▸ Task input:
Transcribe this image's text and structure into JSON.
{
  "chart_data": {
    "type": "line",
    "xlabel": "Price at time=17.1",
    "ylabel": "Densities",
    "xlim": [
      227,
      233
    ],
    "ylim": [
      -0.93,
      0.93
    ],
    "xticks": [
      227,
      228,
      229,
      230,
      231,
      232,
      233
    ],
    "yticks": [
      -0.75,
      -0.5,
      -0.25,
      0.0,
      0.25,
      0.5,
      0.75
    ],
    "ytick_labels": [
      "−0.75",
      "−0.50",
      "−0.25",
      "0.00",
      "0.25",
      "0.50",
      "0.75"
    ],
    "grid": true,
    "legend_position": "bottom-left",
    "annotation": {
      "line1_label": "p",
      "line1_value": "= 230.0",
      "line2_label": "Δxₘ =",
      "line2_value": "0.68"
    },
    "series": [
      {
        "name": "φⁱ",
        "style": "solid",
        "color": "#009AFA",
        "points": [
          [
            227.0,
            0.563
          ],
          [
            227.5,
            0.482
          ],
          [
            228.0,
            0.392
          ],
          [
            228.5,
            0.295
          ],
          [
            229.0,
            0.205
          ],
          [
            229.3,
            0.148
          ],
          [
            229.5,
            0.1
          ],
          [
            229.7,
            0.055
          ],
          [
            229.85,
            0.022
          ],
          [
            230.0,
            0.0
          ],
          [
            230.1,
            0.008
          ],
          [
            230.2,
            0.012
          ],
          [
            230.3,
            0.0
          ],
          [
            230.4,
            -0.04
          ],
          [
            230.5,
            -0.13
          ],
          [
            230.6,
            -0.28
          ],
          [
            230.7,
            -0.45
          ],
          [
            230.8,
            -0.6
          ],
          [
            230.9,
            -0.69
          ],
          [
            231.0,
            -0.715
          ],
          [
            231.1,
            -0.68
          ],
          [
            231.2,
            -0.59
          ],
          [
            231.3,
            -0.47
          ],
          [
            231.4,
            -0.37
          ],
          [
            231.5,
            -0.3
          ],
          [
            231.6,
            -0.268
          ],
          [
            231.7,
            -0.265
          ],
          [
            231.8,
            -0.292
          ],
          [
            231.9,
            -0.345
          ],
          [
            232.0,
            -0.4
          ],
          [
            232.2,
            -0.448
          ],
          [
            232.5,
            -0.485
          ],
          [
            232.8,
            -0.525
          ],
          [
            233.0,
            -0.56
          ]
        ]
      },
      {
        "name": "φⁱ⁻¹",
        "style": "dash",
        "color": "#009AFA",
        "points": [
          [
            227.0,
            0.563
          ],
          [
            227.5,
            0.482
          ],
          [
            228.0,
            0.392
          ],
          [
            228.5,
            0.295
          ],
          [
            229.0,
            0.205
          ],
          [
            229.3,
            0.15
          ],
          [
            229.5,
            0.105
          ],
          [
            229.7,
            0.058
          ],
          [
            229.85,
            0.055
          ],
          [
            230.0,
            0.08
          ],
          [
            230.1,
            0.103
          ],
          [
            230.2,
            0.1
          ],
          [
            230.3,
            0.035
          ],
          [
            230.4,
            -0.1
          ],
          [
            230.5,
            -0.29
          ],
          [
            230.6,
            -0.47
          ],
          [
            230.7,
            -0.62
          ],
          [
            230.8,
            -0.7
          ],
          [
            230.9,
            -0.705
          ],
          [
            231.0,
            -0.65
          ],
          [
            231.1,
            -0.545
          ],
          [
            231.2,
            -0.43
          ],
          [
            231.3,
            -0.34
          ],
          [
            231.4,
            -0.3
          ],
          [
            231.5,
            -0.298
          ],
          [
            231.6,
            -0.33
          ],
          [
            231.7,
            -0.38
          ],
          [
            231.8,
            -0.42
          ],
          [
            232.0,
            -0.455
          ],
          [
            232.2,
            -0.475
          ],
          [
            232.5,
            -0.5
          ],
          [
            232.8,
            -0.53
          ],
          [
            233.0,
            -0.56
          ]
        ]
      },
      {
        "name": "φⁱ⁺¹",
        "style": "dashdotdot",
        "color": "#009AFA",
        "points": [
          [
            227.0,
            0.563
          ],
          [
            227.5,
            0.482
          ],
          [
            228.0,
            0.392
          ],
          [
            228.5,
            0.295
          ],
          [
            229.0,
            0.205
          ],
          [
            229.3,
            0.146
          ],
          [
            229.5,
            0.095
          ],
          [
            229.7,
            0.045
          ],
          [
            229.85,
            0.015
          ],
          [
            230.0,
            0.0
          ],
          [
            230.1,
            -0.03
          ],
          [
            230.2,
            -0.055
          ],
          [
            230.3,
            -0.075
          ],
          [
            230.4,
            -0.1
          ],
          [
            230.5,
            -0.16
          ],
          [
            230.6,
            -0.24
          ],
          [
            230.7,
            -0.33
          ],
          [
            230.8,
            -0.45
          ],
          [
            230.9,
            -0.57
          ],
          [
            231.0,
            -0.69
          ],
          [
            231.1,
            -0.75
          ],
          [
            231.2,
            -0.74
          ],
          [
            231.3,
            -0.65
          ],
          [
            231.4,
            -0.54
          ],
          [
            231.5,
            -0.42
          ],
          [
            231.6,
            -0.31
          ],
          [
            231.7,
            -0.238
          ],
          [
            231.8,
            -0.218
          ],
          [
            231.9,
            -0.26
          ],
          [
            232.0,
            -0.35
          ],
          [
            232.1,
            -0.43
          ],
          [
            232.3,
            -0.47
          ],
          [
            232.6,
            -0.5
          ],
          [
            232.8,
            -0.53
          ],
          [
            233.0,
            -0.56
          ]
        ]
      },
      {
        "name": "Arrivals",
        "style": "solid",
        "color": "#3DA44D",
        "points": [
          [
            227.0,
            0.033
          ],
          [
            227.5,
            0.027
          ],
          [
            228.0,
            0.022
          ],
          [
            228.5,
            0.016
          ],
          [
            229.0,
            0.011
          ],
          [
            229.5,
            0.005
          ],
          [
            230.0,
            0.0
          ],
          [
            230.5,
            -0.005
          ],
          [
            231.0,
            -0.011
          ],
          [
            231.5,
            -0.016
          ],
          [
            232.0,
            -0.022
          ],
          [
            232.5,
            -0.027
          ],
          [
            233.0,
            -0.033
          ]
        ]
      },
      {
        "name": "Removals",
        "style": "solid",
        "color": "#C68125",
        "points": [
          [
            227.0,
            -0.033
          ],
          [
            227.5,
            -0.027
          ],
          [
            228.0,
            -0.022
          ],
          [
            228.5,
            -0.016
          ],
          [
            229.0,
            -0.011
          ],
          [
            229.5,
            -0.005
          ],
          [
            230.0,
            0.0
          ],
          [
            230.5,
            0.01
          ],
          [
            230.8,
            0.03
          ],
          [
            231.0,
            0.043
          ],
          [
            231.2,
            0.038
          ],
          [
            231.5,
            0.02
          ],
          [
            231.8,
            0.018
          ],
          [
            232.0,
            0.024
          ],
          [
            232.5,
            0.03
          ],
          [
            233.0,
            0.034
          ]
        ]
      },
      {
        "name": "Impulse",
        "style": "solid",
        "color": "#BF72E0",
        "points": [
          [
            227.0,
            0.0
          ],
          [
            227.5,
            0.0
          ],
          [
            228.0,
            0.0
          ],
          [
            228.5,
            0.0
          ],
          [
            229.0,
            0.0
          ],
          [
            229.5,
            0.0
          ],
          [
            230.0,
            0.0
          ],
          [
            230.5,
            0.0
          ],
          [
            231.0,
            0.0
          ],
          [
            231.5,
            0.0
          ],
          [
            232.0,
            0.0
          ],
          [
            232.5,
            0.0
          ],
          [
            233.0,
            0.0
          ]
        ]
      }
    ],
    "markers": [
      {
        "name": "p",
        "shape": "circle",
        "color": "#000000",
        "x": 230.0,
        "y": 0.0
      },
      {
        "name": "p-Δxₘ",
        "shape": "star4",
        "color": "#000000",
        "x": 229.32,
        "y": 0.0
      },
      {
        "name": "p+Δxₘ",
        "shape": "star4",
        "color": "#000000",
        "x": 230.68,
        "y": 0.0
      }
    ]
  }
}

▸ Objective:
Pull out every line above that holds the word "name".

▸ Solution to the problem:
        "name": "φⁱ",
        "name": "φⁱ⁻¹",
        "name": "φⁱ⁺¹",
        "name": "Arrivals",
        "name": "Removals",
        "name": "Impulse",
        "name": "p",
        "name": "p-Δxₘ",
        "name": "p+Δxₘ",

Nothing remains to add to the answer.